Aim: Compile every line that includes the word "Bilimleri".

Given records:
——
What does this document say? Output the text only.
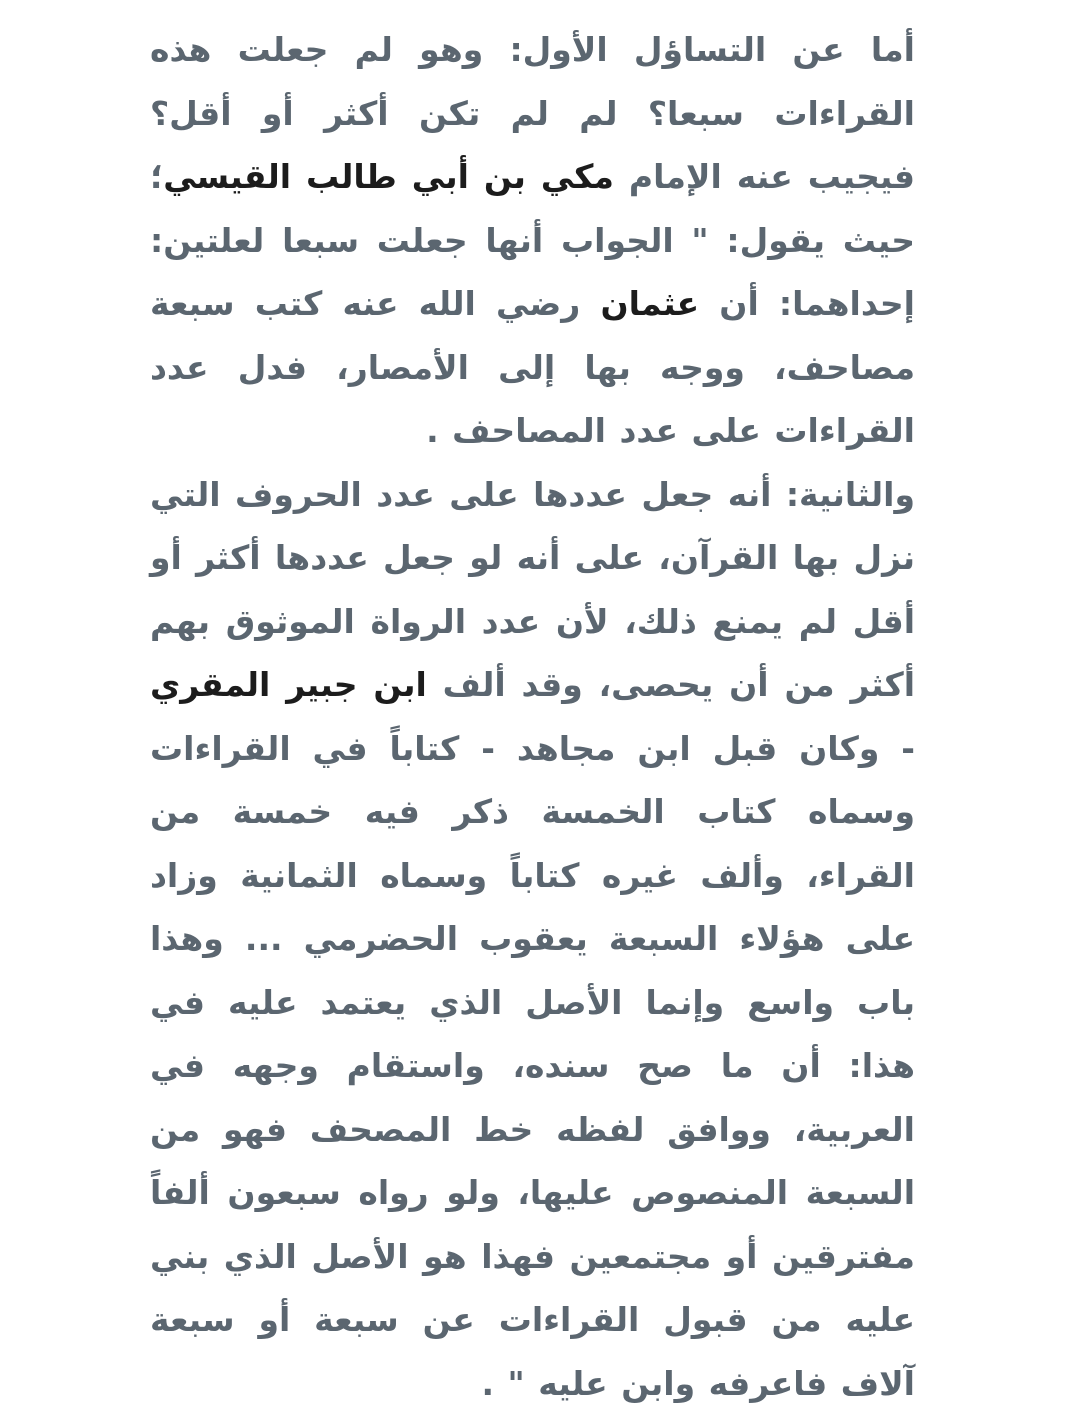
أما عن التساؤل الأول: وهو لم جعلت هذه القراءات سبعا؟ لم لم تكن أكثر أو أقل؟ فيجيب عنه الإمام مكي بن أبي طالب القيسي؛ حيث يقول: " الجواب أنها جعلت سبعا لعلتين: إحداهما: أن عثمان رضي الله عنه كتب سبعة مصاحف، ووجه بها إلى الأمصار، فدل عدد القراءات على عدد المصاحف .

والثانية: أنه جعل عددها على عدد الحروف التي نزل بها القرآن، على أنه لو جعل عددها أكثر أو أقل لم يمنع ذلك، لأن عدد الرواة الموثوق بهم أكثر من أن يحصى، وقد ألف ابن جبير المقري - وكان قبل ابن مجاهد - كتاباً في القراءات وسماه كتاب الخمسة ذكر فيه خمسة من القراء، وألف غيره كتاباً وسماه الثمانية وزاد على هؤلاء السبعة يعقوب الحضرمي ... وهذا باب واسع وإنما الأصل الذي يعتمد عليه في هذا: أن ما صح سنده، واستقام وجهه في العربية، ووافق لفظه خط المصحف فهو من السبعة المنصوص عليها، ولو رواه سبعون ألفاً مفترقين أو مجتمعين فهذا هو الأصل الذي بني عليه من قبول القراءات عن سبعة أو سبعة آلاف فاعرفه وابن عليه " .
——
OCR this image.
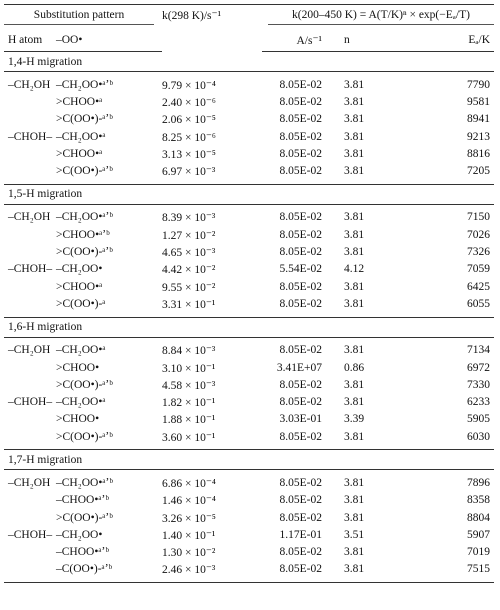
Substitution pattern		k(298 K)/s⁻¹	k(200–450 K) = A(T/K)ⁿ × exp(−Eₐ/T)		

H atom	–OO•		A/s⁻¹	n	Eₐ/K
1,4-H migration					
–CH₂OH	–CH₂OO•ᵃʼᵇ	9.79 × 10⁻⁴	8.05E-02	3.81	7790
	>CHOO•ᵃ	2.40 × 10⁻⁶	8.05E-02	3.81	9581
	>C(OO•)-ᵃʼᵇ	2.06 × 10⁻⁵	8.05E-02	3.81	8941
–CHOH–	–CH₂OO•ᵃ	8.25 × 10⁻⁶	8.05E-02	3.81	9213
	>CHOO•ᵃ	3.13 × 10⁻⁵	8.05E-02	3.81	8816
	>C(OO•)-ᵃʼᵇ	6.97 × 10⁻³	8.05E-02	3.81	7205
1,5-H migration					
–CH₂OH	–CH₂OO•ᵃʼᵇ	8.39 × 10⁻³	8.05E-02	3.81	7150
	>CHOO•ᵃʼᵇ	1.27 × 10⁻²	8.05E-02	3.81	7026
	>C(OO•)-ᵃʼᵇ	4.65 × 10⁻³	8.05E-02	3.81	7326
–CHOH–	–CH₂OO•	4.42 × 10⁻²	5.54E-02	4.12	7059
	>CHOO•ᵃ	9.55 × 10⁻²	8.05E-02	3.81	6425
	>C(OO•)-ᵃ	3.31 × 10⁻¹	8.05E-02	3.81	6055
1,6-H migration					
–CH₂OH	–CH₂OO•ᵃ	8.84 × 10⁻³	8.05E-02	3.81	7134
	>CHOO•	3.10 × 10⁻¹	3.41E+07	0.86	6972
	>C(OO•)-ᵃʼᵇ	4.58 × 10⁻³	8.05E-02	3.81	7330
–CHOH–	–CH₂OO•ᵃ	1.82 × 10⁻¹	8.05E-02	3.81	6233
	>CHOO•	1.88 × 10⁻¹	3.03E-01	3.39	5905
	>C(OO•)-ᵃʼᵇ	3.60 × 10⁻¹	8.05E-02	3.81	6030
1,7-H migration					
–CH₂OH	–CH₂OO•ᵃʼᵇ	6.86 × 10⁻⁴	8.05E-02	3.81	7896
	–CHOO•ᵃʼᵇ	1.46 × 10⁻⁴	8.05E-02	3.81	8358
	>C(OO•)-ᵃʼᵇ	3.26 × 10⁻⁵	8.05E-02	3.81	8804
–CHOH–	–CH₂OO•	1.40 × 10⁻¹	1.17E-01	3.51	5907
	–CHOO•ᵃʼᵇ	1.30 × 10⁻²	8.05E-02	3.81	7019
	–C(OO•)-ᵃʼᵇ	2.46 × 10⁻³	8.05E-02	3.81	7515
——
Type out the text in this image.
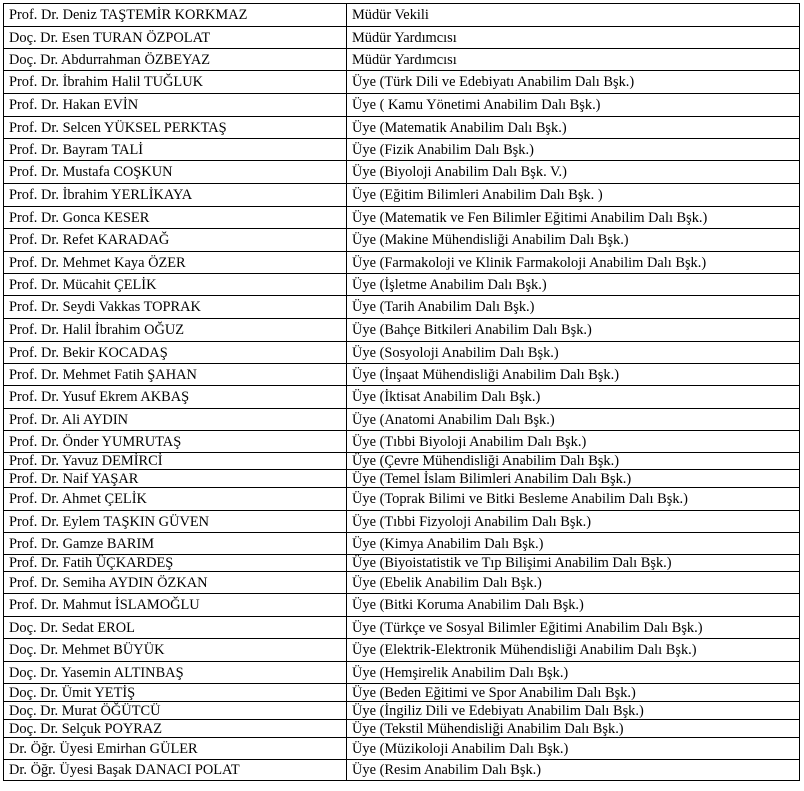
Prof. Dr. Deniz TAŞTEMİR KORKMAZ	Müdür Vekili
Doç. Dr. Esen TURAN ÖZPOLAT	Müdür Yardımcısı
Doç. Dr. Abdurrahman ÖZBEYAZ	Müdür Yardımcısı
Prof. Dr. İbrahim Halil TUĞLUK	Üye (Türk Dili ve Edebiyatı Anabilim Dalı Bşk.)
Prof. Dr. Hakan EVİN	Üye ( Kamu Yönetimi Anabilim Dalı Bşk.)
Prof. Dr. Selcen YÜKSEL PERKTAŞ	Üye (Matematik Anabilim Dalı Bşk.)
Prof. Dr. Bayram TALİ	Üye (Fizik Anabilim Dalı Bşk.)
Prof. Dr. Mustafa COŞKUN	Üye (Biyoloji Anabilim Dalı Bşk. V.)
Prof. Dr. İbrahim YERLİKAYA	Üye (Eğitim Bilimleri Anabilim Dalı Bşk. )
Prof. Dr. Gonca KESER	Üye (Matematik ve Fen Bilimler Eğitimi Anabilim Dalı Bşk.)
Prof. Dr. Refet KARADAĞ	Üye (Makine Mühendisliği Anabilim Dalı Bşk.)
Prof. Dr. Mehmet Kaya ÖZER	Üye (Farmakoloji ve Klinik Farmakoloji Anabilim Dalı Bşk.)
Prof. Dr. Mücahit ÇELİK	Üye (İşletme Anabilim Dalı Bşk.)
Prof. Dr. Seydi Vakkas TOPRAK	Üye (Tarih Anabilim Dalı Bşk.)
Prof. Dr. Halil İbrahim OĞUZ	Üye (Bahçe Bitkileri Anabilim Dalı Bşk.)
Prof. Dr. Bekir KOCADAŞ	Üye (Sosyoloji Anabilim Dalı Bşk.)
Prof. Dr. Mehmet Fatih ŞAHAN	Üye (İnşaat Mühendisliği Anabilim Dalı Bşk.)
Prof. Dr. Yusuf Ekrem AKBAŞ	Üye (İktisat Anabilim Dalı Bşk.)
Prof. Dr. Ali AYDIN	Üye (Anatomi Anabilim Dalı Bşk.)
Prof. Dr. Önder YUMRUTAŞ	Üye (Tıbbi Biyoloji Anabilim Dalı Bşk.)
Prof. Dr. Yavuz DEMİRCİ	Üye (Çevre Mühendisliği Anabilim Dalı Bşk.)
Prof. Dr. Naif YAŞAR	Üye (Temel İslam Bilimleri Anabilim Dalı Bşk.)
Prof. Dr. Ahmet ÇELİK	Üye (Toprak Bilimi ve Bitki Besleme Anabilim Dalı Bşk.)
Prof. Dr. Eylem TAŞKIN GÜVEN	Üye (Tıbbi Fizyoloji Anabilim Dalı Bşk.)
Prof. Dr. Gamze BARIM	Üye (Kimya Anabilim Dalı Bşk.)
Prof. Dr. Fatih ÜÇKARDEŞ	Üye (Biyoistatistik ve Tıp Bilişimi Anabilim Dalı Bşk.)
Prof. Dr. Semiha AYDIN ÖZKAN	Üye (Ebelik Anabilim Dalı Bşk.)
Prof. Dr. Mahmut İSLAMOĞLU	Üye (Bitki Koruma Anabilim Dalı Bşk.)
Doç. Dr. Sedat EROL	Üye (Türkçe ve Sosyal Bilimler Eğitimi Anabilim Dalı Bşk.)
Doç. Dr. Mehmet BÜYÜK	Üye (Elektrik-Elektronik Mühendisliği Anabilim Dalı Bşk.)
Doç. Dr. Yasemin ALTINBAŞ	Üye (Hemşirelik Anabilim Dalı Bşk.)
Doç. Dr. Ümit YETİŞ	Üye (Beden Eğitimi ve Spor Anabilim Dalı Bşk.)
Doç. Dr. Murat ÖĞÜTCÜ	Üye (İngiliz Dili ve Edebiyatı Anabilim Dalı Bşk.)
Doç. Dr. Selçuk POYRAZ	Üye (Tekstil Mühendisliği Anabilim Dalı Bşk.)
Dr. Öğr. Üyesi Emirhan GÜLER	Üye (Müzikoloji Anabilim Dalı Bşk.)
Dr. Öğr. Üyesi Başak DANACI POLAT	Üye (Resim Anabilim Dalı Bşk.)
——
Solution for this task:
Prof. Dr. İbrahim YERLİKAYA	Üye (Eğitim Bilimleri Anabilim Dalı Bşk. )
Prof. Dr. Naif YAŞAR	Üye (Temel İslam Bilimleri Anabilim Dalı Bşk.)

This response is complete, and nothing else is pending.